_Work to complete_
Leave out the pictures and repeat the data exactly.
--- Start of Provided information ---
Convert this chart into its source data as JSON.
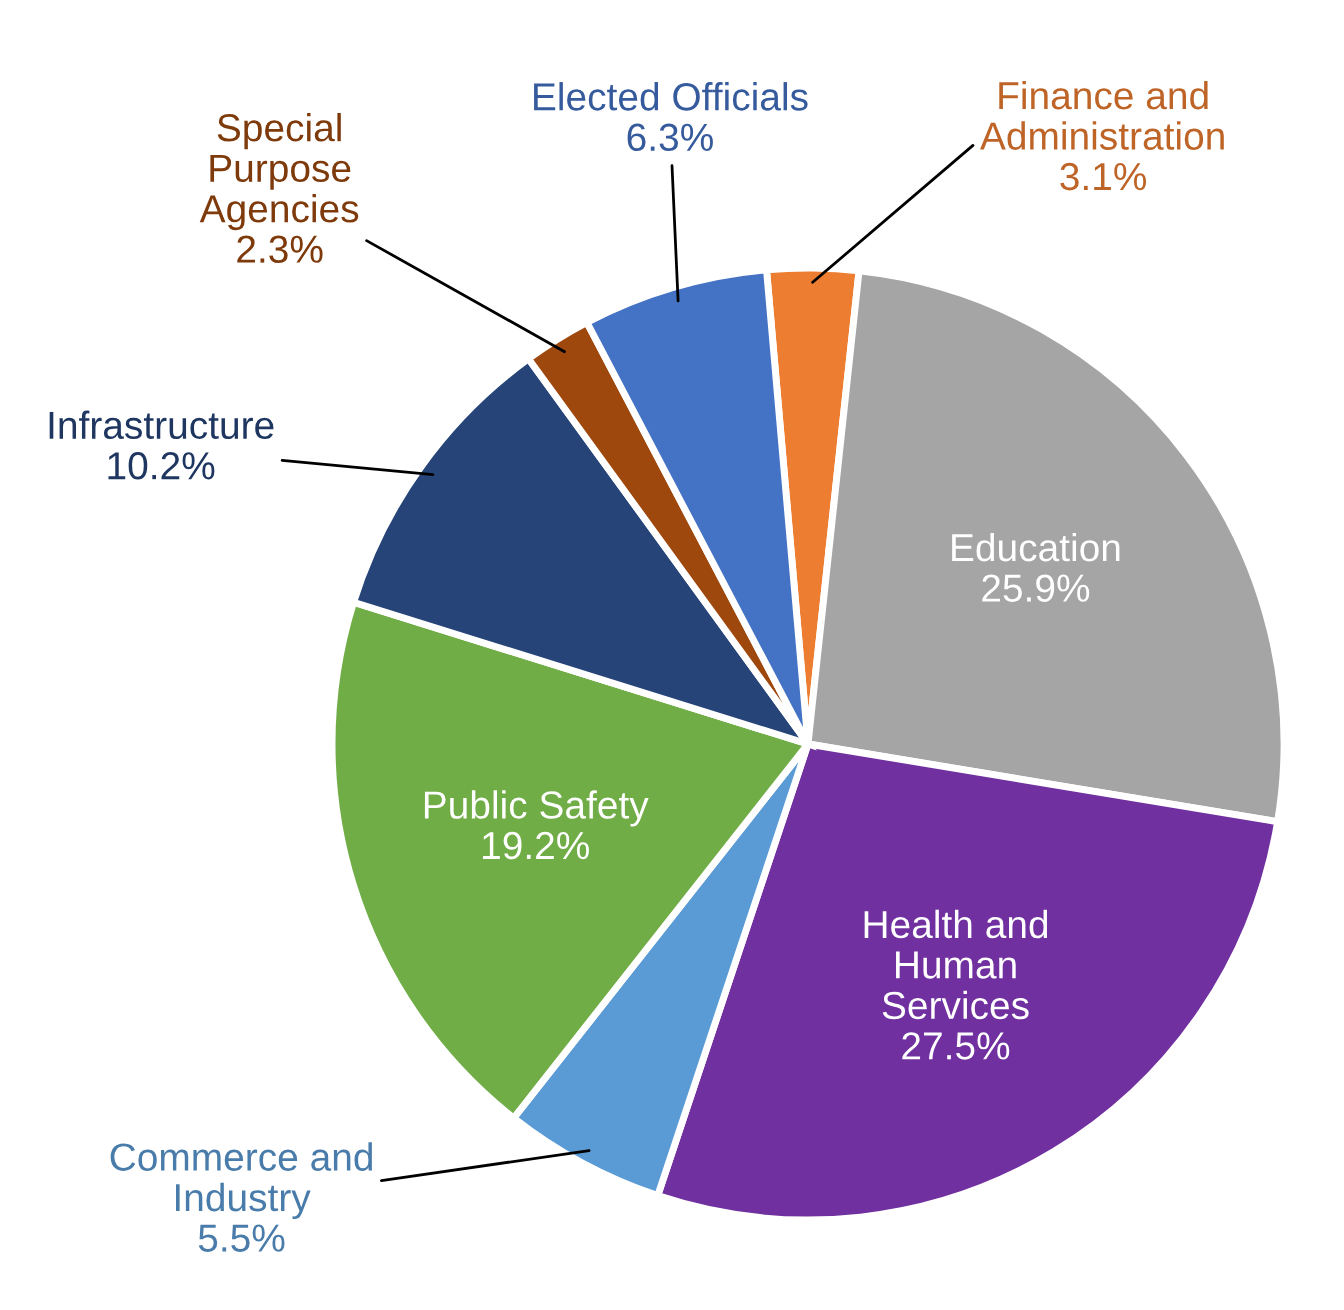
{
  "chart_data": {
    "type": "pie",
    "categories": [
      "Finance and\nAdministration",
      "Education",
      "Health and\nHuman\nServices",
      "Commerce and\nIndustry",
      "Public Safety",
      "Infrastructure",
      "Special\nPurpose\nAgencies",
      "Elected Officials"
    ],
    "values": [
      3.1,
      25.9,
      27.5,
      5.5,
      19.2,
      10.2,
      2.3,
      6.3
    ],
    "colors": [
      "#ed7d31",
      "#a5a5a5",
      "#7030a0",
      "#5b9bd5",
      "#70ad47",
      "#264478",
      "#9e480e",
      "#4472c4"
    ],
    "value_labels": [
      "3.1%",
      "25.9%",
      "27.5%",
      "5.5%",
      "19.2%",
      "10.2%",
      "2.3%",
      "6.3%"
    ]
  }
}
--- End of Provided information ---
_Full solution_
Convert this chart into its source data as JSON.
{
  "chart_data": {
    "type": "pie",
    "categories": [
      "Finance and\nAdministration",
      "Education",
      "Health and\nHuman\nServices",
      "Commerce and\nIndustry",
      "Public Safety",
      "Infrastructure",
      "Special\nPurpose\nAgencies",
      "Elected Officials"
    ],
    "values": [
      3.1,
      25.9,
      27.5,
      5.5,
      19.2,
      10.2,
      2.3,
      6.3
    ],
    "colors": [
      "#ed7d31",
      "#a5a5a5",
      "#7030a0",
      "#5b9bd5",
      "#70ad47",
      "#264478",
      "#9e480e",
      "#4472c4"
    ],
    "value_labels": [
      "3.1%",
      "25.9%",
      "27.5%",
      "5.5%",
      "19.2%",
      "10.2%",
      "2.3%",
      "6.3%"
    ]
  }
}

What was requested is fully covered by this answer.